§ Text to read
++++

Japan's financial markets are experiencing a long-awaited "reflation trade," with the notable absence being Japanese domestic investors. Led by foreign investors, Japanese stocks hit record highs last month, while the yen also appreciated. Foreign investors have also been significant buyers of Japanese government bonds, pushing 30-year JGB yields to historic peaks. Data shows the Topix index has risen 34.2% since touching lows in April.
"Global investors are a key driver behind the Japanese stock market rally," said Nicholas Smith, a Tokyo-based strategist at CLSA. He added: "We see virtually no domestic Japanese investors chasing the rally."
As government supportive policies and corporate reforms help Japan reignite economic growth after nearly three decades of stagnation, the Bank of Japan conducted its first rate hike since before the 2008 global financial crisis this year and reduced its massive JGB holdings. This move has driven asset rotation between bonds and stocks, causing traditional industrial stocks to surge significantly while high-growth stocks underperformed. Meanwhile, in the JGB market, investors prefer short-term bonds over long-term ones.
Some analysts believe this rally could have more room to run if Japanese retail investors return to the stock market after withdrawing approximately $23 billion this year. Bernstein analysts noted in a research report: "Retail sentiment has finally turned positive again since last week, after being extremely pessimistic."

++++

§ Set task 1
Pick out every line in the records that contains the string "total". Case counts.
The article above has no connection to the records that come next.

Image-based layout records:
++++

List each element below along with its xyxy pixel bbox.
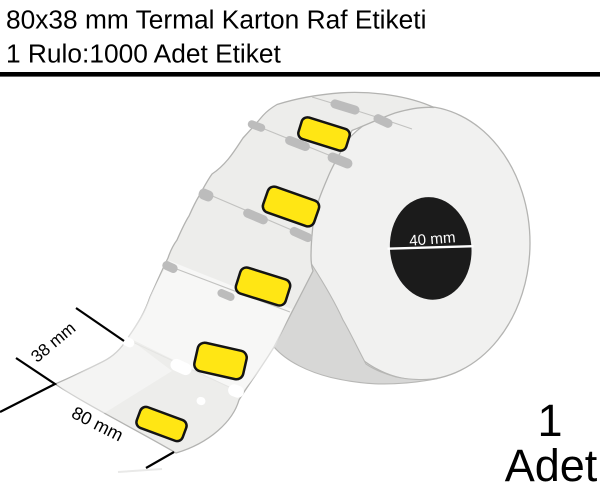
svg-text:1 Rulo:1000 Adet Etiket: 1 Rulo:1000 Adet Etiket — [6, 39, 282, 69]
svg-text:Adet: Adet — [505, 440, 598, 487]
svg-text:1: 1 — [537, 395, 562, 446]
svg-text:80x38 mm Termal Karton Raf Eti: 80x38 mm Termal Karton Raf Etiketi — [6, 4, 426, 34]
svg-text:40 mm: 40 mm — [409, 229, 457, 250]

++++

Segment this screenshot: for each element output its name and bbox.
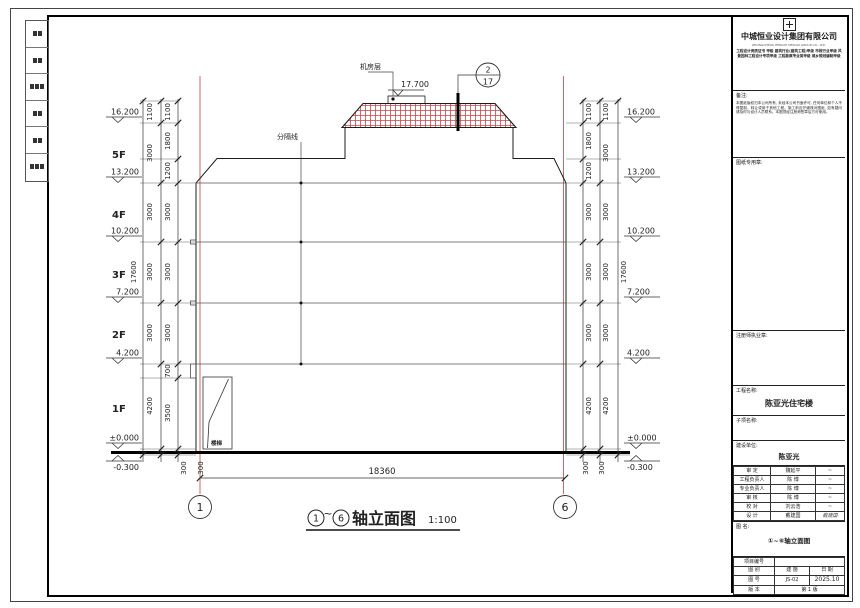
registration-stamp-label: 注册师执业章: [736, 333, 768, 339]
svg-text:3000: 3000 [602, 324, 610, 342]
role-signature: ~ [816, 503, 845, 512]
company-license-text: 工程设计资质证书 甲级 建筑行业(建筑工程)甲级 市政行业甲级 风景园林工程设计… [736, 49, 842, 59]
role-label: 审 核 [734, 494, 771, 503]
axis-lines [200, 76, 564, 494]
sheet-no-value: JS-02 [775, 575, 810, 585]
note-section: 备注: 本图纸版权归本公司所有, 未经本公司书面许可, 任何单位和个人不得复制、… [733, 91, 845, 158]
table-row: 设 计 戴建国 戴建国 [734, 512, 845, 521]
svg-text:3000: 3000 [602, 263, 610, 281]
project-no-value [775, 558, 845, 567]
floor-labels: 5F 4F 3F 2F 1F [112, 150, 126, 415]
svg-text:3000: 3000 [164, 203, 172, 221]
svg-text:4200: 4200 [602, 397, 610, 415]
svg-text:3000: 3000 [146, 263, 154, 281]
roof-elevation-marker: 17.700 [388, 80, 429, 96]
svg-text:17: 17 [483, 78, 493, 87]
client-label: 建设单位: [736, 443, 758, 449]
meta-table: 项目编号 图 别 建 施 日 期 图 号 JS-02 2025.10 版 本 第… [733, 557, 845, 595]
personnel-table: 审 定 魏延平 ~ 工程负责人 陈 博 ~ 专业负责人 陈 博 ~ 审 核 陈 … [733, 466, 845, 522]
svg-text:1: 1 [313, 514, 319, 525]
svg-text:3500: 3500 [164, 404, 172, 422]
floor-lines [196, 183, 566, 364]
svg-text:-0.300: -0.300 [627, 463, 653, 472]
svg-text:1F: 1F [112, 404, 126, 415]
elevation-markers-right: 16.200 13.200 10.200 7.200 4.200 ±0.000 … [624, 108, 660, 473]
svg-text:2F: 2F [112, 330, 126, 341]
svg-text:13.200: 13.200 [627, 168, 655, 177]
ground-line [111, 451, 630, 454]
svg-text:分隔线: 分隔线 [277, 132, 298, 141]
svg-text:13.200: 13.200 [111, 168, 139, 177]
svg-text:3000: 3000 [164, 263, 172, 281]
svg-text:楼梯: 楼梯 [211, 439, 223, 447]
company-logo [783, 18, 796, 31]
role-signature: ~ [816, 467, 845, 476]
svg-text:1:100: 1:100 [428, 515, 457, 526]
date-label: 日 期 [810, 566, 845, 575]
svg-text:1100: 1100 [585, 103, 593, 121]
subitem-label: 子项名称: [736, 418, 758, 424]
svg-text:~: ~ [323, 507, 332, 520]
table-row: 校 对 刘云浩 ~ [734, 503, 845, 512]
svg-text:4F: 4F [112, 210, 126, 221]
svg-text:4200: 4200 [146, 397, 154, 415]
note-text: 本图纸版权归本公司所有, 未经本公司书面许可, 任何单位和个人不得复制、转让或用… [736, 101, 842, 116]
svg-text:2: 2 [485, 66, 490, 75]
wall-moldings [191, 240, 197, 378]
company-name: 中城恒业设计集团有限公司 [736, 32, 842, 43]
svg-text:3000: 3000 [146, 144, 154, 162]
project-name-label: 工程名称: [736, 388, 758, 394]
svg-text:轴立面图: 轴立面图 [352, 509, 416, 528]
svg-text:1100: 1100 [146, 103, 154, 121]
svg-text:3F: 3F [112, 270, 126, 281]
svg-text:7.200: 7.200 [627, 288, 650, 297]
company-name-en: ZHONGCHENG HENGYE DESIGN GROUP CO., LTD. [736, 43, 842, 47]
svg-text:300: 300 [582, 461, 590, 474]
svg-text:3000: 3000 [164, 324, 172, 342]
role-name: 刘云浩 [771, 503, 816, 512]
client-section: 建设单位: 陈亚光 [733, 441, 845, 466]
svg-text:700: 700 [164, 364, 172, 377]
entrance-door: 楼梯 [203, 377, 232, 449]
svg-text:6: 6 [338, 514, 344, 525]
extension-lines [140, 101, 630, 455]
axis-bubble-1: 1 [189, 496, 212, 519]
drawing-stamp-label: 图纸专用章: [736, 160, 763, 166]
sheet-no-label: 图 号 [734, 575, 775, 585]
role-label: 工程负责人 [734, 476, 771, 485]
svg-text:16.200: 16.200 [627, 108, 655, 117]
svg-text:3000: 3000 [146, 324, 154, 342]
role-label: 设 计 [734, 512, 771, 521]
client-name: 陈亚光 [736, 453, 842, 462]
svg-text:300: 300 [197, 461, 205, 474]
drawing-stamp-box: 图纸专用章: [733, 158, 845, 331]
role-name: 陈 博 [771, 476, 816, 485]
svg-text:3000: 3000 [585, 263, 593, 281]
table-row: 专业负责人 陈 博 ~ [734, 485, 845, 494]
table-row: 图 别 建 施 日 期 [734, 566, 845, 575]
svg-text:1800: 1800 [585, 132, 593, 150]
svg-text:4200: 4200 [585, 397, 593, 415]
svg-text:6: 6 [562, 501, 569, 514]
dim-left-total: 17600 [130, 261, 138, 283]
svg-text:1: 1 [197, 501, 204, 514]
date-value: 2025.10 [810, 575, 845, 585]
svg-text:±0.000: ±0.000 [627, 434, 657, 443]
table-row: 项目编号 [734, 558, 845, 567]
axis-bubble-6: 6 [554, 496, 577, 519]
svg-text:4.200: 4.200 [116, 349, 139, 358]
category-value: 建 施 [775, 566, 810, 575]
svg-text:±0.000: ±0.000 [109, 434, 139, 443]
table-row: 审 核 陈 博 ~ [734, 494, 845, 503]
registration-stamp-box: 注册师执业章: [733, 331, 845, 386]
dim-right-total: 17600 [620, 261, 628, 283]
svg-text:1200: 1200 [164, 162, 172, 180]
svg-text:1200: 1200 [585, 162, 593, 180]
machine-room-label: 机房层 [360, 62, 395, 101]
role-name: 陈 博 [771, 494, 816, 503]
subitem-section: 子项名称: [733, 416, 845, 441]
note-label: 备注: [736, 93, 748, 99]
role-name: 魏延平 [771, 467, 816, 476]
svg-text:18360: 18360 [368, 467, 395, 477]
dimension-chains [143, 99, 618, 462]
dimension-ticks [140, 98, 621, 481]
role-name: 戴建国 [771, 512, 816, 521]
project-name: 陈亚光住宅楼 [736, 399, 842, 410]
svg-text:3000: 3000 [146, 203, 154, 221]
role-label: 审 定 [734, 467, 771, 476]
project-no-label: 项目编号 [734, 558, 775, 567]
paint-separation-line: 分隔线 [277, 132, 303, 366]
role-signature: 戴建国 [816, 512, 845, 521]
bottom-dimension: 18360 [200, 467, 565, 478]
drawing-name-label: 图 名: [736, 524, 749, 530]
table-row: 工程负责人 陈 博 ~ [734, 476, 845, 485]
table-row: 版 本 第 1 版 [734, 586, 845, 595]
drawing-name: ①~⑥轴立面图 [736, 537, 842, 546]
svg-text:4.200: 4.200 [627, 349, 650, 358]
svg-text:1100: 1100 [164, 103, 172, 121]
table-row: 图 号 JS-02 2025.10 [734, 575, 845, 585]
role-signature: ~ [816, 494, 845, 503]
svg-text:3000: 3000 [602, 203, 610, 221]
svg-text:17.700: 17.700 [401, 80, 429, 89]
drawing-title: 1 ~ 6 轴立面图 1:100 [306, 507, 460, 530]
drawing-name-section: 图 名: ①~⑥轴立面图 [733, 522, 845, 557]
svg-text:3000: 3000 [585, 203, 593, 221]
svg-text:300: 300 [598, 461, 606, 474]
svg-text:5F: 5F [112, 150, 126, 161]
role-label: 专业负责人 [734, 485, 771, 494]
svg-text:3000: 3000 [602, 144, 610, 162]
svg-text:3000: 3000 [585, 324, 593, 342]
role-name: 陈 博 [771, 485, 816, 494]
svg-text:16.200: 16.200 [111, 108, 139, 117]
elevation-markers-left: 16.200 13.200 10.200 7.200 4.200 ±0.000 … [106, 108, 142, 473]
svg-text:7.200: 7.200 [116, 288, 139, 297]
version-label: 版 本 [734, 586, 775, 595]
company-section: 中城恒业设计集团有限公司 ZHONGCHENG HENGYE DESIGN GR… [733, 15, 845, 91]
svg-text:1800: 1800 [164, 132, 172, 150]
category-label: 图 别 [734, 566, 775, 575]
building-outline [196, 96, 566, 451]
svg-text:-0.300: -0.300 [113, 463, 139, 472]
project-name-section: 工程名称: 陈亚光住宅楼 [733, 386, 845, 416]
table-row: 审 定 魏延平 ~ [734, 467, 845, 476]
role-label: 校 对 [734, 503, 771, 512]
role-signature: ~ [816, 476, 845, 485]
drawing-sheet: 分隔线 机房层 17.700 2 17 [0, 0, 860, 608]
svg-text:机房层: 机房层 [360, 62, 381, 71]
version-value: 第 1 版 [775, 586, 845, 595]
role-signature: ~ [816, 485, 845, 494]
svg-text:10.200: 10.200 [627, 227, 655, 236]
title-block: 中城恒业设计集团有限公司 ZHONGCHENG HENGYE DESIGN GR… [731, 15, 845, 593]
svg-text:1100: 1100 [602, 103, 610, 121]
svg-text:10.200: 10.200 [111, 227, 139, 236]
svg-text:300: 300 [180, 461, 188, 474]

++++

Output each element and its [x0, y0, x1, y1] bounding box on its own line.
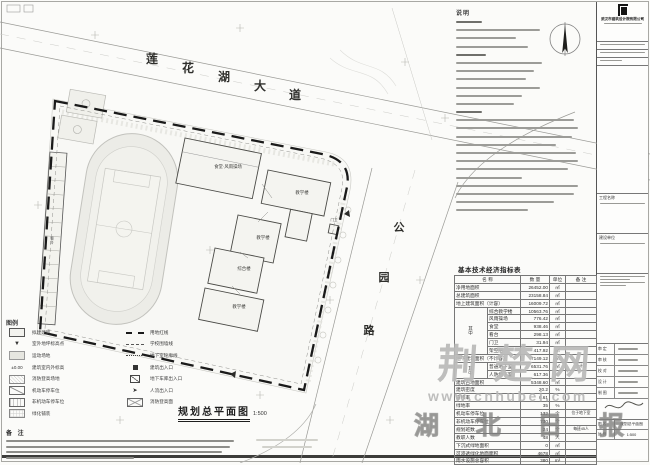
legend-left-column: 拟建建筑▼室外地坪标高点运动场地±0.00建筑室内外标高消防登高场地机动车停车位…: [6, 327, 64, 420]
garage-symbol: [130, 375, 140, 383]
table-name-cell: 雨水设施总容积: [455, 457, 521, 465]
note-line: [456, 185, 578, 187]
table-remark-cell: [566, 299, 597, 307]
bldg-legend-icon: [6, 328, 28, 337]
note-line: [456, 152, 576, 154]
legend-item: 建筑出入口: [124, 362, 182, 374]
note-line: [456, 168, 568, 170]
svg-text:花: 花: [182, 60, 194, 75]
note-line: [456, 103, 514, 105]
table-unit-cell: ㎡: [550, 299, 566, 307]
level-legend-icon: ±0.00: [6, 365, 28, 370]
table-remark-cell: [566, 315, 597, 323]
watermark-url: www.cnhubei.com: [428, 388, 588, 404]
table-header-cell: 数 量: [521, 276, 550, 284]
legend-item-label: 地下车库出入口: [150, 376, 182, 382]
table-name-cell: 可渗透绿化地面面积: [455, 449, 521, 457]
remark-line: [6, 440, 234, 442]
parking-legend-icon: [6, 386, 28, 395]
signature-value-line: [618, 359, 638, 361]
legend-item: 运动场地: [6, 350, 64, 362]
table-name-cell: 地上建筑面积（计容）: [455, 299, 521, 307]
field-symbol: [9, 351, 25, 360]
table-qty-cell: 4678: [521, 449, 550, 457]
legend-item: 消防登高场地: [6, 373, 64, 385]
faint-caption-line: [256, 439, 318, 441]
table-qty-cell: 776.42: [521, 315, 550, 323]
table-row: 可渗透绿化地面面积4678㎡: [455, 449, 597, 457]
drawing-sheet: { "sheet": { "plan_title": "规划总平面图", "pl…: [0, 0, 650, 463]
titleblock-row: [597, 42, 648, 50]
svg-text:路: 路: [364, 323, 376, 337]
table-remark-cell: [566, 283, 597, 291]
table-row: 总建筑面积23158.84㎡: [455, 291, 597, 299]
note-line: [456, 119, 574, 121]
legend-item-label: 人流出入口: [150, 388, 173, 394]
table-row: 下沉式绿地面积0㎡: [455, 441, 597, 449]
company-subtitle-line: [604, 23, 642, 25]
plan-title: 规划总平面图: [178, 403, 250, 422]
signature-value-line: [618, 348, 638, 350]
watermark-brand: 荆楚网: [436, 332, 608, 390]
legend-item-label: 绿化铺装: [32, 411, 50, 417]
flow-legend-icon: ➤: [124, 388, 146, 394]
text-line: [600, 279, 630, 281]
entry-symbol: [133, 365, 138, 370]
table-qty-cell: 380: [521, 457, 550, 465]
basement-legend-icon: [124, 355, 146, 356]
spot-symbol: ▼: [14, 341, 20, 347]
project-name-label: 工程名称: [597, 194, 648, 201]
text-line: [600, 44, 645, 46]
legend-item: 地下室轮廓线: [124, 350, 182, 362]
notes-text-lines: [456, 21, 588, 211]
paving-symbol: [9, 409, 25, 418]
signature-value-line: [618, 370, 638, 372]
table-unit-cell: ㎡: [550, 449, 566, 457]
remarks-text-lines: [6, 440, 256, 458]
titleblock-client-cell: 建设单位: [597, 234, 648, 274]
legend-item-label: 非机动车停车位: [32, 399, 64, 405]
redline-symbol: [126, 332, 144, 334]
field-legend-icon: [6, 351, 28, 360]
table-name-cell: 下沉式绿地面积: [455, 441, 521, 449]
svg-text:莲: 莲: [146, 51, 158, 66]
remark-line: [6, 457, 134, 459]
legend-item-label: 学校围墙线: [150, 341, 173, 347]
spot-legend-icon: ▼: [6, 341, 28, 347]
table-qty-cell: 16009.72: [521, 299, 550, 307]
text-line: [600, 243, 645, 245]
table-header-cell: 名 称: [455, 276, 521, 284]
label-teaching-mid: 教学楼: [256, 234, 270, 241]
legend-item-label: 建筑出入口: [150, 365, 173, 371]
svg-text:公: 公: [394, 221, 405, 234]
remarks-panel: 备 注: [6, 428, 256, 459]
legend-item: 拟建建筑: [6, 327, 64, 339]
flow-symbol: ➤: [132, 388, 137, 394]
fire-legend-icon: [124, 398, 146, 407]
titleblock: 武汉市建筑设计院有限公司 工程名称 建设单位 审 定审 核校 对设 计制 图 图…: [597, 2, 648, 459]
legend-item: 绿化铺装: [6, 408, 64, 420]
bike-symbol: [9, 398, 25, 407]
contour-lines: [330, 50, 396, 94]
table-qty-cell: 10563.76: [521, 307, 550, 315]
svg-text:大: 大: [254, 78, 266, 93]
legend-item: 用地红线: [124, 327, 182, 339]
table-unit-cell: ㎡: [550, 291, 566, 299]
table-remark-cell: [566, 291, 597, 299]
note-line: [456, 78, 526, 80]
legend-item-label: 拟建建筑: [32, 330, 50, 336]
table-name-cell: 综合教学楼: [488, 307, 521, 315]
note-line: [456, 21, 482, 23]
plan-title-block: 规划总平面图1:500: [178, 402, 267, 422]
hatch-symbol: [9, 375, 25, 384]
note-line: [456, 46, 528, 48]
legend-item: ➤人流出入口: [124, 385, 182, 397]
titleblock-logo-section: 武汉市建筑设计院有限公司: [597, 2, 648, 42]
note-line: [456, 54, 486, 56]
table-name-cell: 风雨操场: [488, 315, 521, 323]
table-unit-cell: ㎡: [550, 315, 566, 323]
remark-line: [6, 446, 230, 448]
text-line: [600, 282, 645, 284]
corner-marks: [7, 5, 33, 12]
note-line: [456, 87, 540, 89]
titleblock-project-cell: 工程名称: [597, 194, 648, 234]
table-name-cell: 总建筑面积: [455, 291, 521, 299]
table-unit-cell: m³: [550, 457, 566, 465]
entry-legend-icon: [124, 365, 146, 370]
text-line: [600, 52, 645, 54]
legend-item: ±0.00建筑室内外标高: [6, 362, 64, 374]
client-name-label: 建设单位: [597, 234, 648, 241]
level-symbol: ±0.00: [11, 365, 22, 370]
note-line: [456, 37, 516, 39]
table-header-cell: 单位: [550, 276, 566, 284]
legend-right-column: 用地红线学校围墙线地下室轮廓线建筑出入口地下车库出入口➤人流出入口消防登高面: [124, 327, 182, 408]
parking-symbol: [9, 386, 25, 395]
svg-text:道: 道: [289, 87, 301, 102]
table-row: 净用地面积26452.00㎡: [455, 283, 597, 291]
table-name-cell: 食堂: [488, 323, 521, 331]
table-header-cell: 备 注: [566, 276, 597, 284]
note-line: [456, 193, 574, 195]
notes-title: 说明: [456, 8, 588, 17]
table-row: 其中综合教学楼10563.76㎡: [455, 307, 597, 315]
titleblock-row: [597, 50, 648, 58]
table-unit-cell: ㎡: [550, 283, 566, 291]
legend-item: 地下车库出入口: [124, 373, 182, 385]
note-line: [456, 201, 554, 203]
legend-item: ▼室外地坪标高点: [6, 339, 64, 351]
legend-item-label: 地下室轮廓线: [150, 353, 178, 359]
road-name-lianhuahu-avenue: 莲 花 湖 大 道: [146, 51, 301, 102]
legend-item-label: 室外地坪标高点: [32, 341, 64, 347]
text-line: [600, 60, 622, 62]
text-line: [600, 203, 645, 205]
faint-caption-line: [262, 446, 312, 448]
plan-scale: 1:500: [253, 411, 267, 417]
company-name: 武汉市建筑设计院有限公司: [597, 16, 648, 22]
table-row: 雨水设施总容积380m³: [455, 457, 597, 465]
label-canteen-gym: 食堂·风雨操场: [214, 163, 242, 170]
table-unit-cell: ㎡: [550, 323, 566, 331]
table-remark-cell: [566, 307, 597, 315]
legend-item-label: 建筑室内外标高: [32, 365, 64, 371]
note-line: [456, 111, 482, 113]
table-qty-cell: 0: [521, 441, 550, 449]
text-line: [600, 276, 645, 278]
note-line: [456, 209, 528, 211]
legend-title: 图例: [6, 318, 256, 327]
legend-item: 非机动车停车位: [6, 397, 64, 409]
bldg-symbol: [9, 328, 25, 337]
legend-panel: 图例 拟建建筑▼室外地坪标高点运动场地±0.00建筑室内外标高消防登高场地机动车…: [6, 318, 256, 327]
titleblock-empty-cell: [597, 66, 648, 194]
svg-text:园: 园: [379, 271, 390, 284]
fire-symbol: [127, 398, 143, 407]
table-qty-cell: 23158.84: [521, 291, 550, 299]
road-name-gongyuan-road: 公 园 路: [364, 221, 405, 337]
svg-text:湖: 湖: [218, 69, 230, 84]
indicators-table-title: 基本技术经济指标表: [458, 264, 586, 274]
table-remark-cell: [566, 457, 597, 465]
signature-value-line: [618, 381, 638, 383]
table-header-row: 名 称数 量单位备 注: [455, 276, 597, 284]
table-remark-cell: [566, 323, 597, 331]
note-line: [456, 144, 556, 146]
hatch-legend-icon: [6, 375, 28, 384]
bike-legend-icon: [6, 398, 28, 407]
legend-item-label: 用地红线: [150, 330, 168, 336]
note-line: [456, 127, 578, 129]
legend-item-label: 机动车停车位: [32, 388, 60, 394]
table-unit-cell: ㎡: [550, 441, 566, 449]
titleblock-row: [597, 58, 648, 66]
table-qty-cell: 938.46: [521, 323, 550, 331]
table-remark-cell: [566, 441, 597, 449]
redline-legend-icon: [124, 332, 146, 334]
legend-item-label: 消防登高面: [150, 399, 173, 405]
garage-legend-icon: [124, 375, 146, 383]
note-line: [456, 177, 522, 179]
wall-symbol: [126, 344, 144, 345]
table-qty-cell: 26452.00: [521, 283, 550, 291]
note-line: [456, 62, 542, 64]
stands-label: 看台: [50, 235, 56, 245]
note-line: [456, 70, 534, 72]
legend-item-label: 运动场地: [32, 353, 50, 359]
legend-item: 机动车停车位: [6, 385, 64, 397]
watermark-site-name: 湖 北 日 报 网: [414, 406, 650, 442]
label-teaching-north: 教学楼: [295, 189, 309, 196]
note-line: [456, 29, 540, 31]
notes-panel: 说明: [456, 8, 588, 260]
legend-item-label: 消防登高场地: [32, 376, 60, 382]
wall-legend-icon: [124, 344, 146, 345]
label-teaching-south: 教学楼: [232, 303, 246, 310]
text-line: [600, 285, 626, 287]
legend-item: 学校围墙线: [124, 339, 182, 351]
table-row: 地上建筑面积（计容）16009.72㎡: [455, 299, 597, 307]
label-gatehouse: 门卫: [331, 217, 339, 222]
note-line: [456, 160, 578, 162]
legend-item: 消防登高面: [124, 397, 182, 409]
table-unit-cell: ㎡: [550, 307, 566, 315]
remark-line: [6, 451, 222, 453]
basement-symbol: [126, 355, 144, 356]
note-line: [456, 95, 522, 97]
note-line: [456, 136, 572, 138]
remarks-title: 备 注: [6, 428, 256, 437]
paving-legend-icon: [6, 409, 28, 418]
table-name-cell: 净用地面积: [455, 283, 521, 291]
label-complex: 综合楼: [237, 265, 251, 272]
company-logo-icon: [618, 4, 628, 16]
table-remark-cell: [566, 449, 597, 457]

++++

§ Set task 2
Go on writing the article about Japan's market rally, starting right after its last sentence.

§ Exercise output 1
dim-left-total: 17600 [130, 261, 138, 283]
dim-right-total: 17600 [620, 261, 628, 283]

§ Exercise output 2
Strategists believe retail investor caution stems from uncertainty about how US tariffs might affect Japan's economy and market volatility. However, they added that the combination of earnings recovery, strong foreign investor confidence, and retail fund repatriation "is very favorable for the market."
Foreign capital inflows into Japanese stocks this year have been the strongest in a decade, potentially reaching the highest levels since "Abenomics" triggered inflows in 2013. Nicholas Smith added: "It's not just foreigners buying; corporate buybacks are even larger in scale."
"This is very encouraging because companies have ample cash and are fully capable of conducting more buybacks."
Despite significant volatility in stock and bond markets, the yen has remained relatively stable. Over the past two years, the USD/JPY exchange rate has "stubbornly" maintained a range of 140-160, failing to strengthen despite improved growth prospects and investors pouring funds into Japan for higher bond yields or equity returns.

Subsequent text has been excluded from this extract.